■ DESCRIPTION OF THE TASK ■
Work out the number of lines with "clear" in them. Reply with that number and no other words.

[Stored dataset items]
★ ★ ★ ★
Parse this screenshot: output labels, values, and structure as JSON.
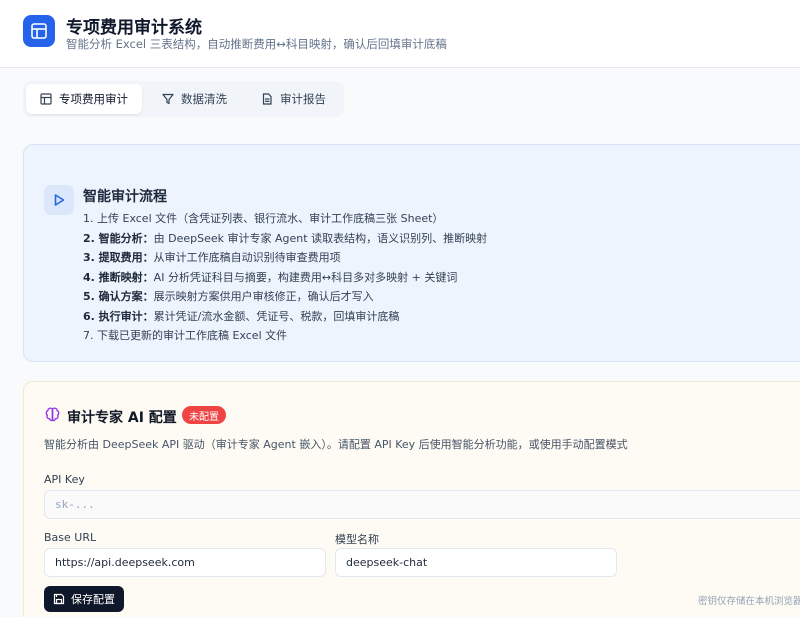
{
  "app": {
    "title": "专项费用审计系统",
    "subtitle": "智能分析 Excel 三表结构，自动推断费用↔科目映射，确认后回填审计底稿",
    "brand_color": "#2563eb"
  },
  "tabs": [
    {
      "label": "专项费用审计",
      "icon": "table-icon",
      "active": true
    },
    {
      "label": "数据清洗",
      "icon": "filter-icon",
      "active": false
    },
    {
      "label": "审计报告",
      "icon": "document-icon",
      "active": false
    }
  ],
  "flow": {
    "title": "智能审计流程",
    "steps": [
      {
        "bold": "",
        "text": "1. 上传 Excel 文件（含凭证列表、银行流水、审计工作底稿三张 Sheet）"
      },
      {
        "bold": "2. 智能分析：",
        "text": "由 DeepSeek 审计专家 Agent 读取表结构，语义识别列、推断映射"
      },
      {
        "bold": "3. 提取费用：",
        "text": "从审计工作底稿自动识别待审查费用项"
      },
      {
        "bold": "4. 推断映射：",
        "text": "AI 分析凭证科目与摘要，构建费用↔科目多对多映射 + 关键词"
      },
      {
        "bold": "5. 确认方案：",
        "text": "展示映射方案供用户审核修正，确认后才写入"
      },
      {
        "bold": "6. 执行审计：",
        "text": "累计凭证/流水金额、凭证号、税款，回填审计底稿"
      },
      {
        "bold": "",
        "text": "7. 下载已更新的审计工作底稿 Excel 文件"
      }
    ]
  },
  "ai_config": {
    "title": "审计专家 AI 配置",
    "status_badge": "未配置",
    "description": "智能分析由 DeepSeek API 驱动（审计专家 Agent 嵌入）。请配置 API Key 后使用智能分析功能，或使用手动配置模式",
    "api_key": {
      "label": "API Key",
      "placeholder": "sk-..."
    },
    "base_url": {
      "label": "Base URL",
      "value": "https://api.deepseek.com"
    },
    "model": {
      "label": "模型名称",
      "value": "deepseek-chat"
    },
    "save_label": "保存配置",
    "storage_note": "密钥仅存储在本机浏览器"
  }
}
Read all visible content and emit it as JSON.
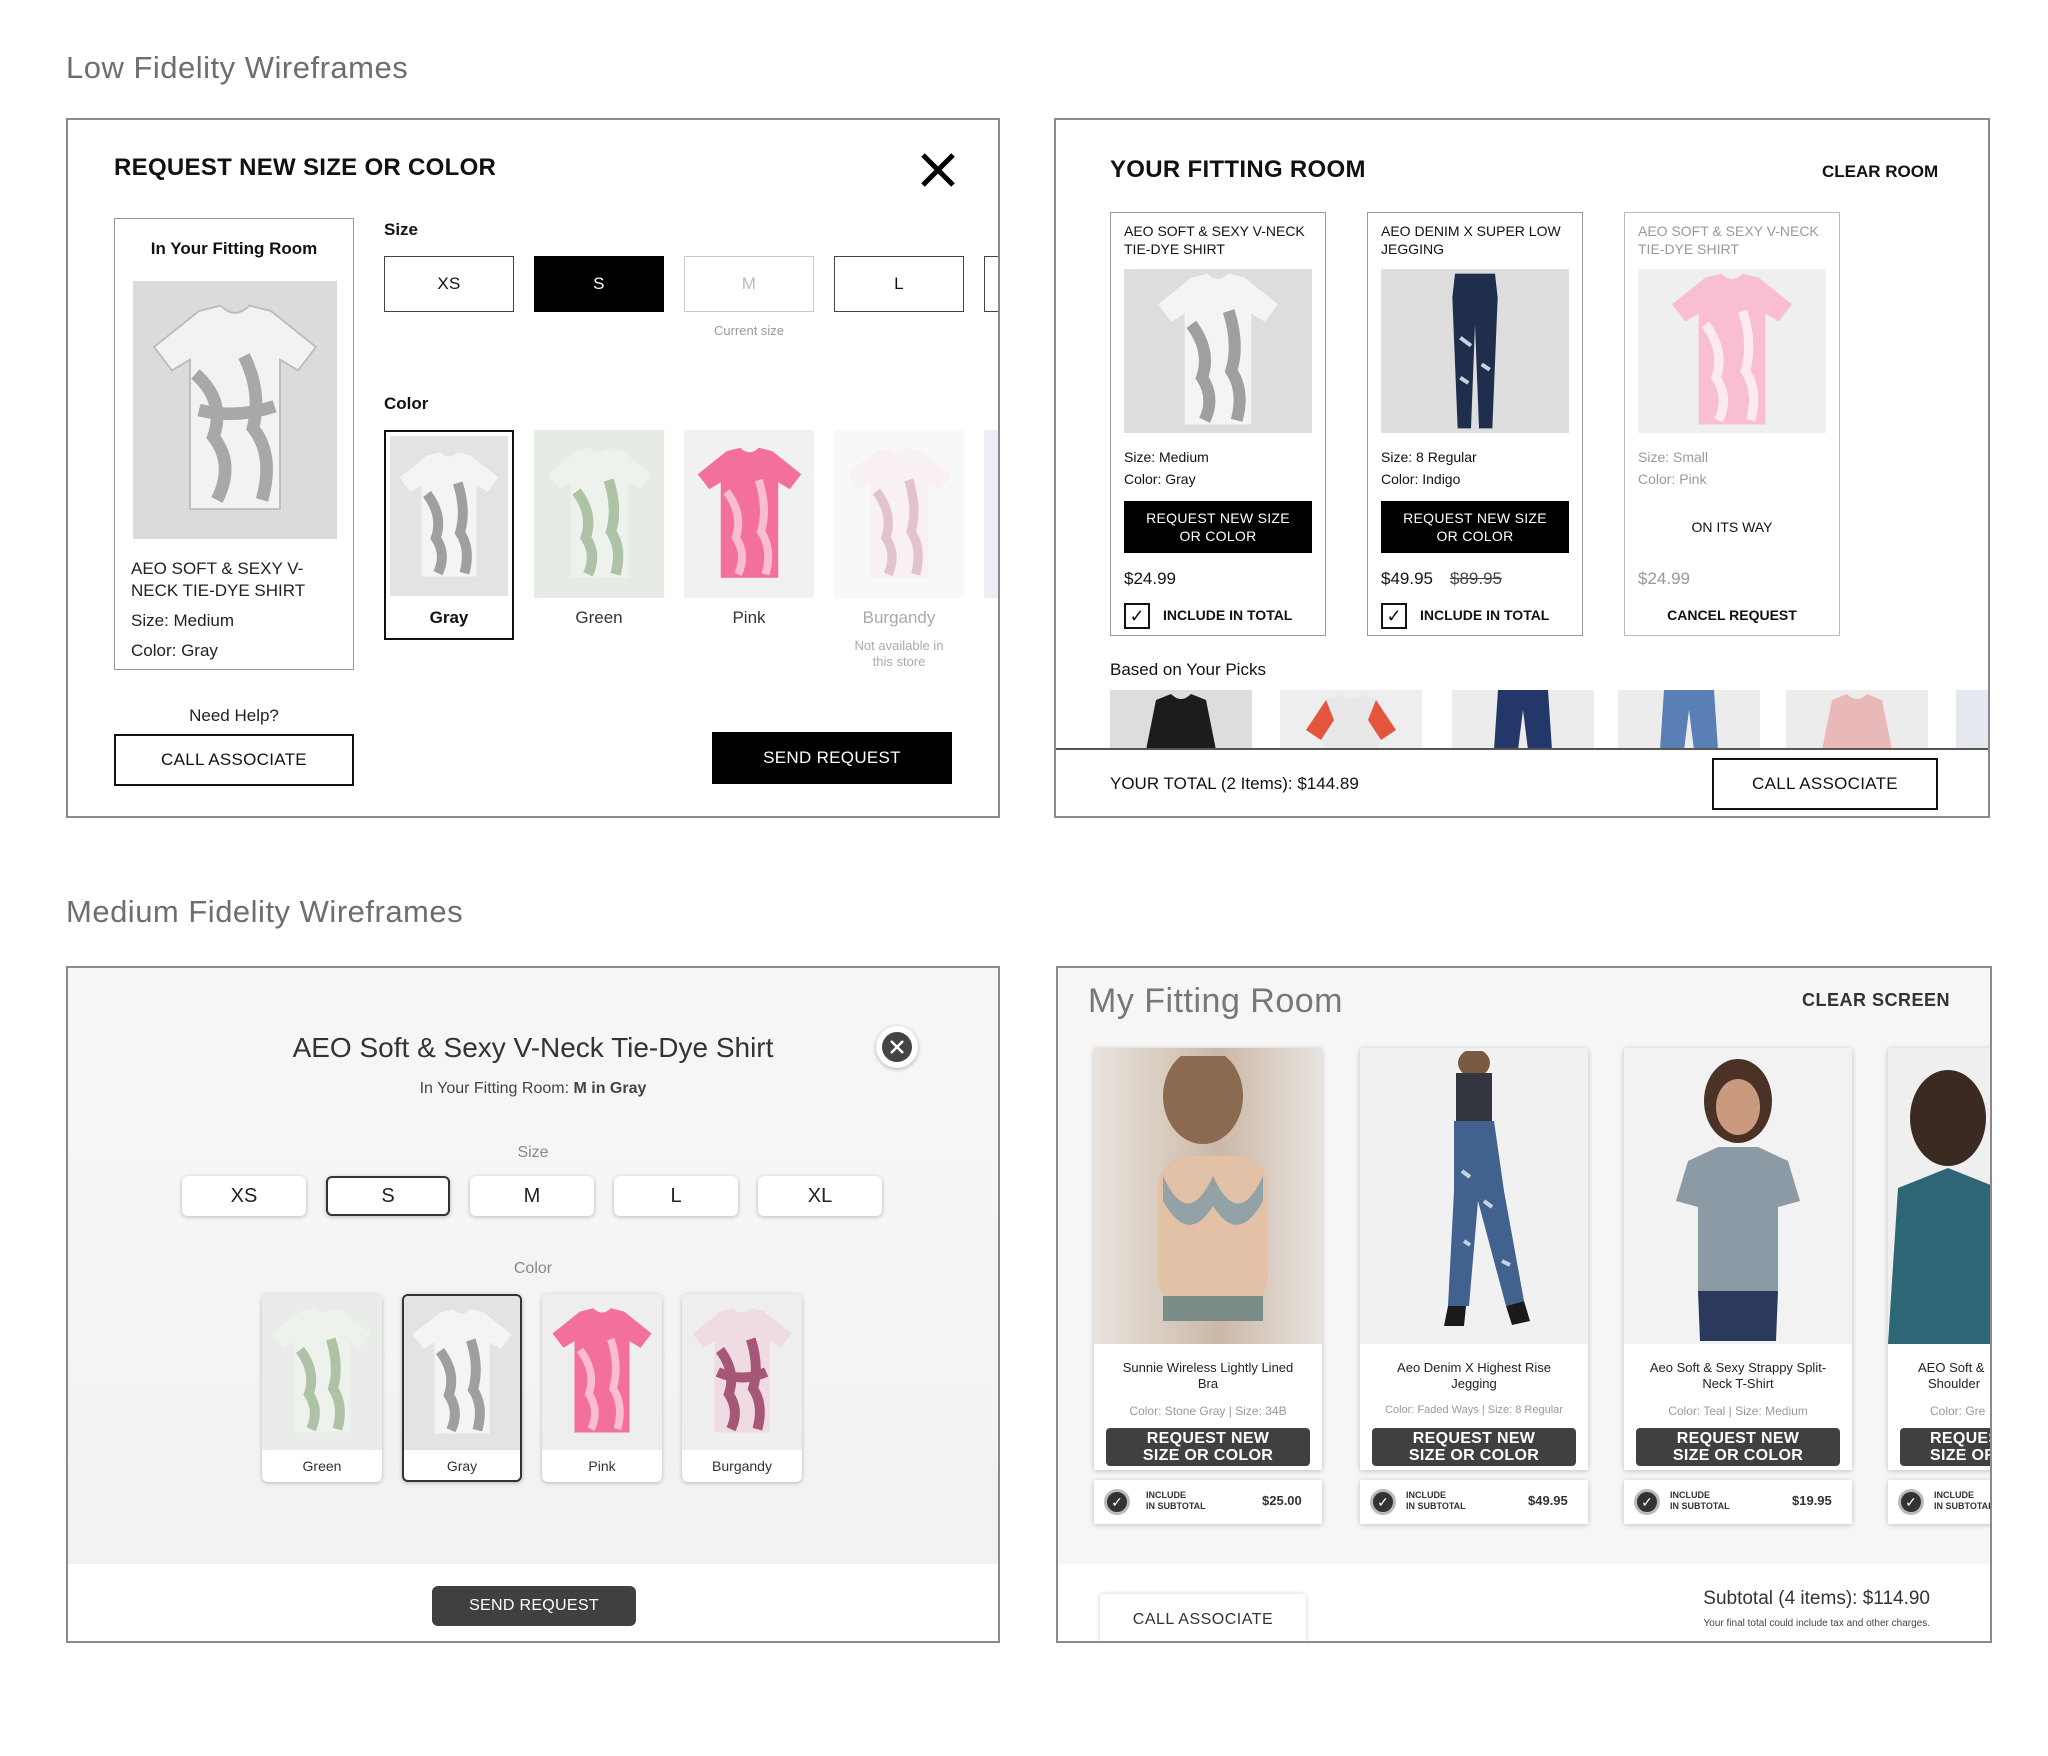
{
  "sections": {
    "low": "Low Fidelity Wireframes",
    "medium": "Medium Fidelity Wireframes"
  },
  "low_request": {
    "title": "REQUEST NEW SIZE OR COLOR",
    "panel_title": "In Your Fitting Room",
    "product_name_1": "AEO SOFT & SEXY V-",
    "product_name_2": "NECK TIE-DYE SHIRT",
    "size_line": "Size: Medium",
    "color_line": "Color: Gray",
    "size_label": "Size",
    "sizes": [
      "XS",
      "S",
      "M",
      "L"
    ],
    "current_size_note": "Current size",
    "color_label": "Color",
    "colors": [
      "Gray",
      "Green",
      "Pink",
      "Burgandy"
    ],
    "unavailable_1": "Not available in",
    "unavailable_2": "this store",
    "help_label": "Need Help?",
    "call_btn": "CALL ASSOCIATE",
    "send_btn": "SEND REQUEST"
  },
  "low_room": {
    "title": "YOUR FITTING ROOM",
    "clear": "CLEAR ROOM",
    "items": [
      {
        "name1": "AEO SOFT & SEXY V-NECK",
        "name2": "TIE-DYE SHIRT",
        "size": "Size: Medium",
        "color": "Color: Gray",
        "btn1": "REQUEST NEW SIZE",
        "btn2": "OR COLOR",
        "price": "$24.99",
        "include": "INCLUDE IN TOTAL"
      },
      {
        "name1": "AEO DENIM X SUPER LOW",
        "name2": "JEGGING",
        "size": "Size: 8 Regular",
        "color": "Color: Indigo",
        "btn1": "REQUEST NEW SIZE",
        "btn2": "OR COLOR",
        "price": "$49.95",
        "old_price": "$89.95",
        "include": "INCLUDE IN TOTAL"
      },
      {
        "name1": "AEO SOFT & SEXY V-NECK",
        "name2": "TIE-DYE SHIRT",
        "size": "Size: Small",
        "color": "Color: Pink",
        "status": "ON ITS WAY",
        "price": "$24.99",
        "cancel": "CANCEL REQUEST"
      }
    ],
    "picks_label": "Based on Your Picks",
    "total": "YOUR TOTAL (2 Items): $144.89",
    "call_btn": "CALL ASSOCIATE"
  },
  "med_request": {
    "title": "AEO Soft & Sexy V-Neck Tie-Dye Shirt",
    "subtitle_prefix": "In Your Fitting Room: ",
    "subtitle_value": "M in Gray",
    "size_label": "Size",
    "sizes": [
      "XS",
      "S",
      "M",
      "L",
      "XL"
    ],
    "color_label": "Color",
    "colors": [
      "Green",
      "Gray",
      "Pink",
      "Burgandy"
    ],
    "send_btn": "SEND REQUEST"
  },
  "med_room": {
    "title": "My Fitting Room",
    "clear": "CLEAR SCREEN",
    "items": [
      {
        "name1": "Sunnie Wireless Lightly Lined",
        "name2": "Bra",
        "meta": "Color: Stone Gray |  Size: 34B",
        "price": "$25.00"
      },
      {
        "name1": "Aeo Denim X Highest Rise",
        "name2": "Jegging",
        "meta": "Color: Faded Ways |  Size: 8 Regular",
        "price": "$49.95"
      },
      {
        "name1": "Aeo Soft & Sexy Strappy Split-",
        "name2": "Neck T-Shirt",
        "meta": "Color: Teal |  Size: Medium",
        "price": "$19.95"
      },
      {
        "name1": "AEO Soft &",
        "name2": "Shoulder",
        "meta": "Color: Gre",
        "price": ""
      }
    ],
    "request_btn1": "REQUEST NEW",
    "request_btn2": "SIZE OR COLOR",
    "include1": "INCLUDE",
    "include2": "IN SUBTOTAL",
    "call_btn": "CALL ASSOCIATE",
    "subtotal": "Subtotal (4 items): $114.90",
    "note": "Your final total could include tax and other charges."
  }
}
★ ★ ★ ★
■ FULL ANSWER ■
2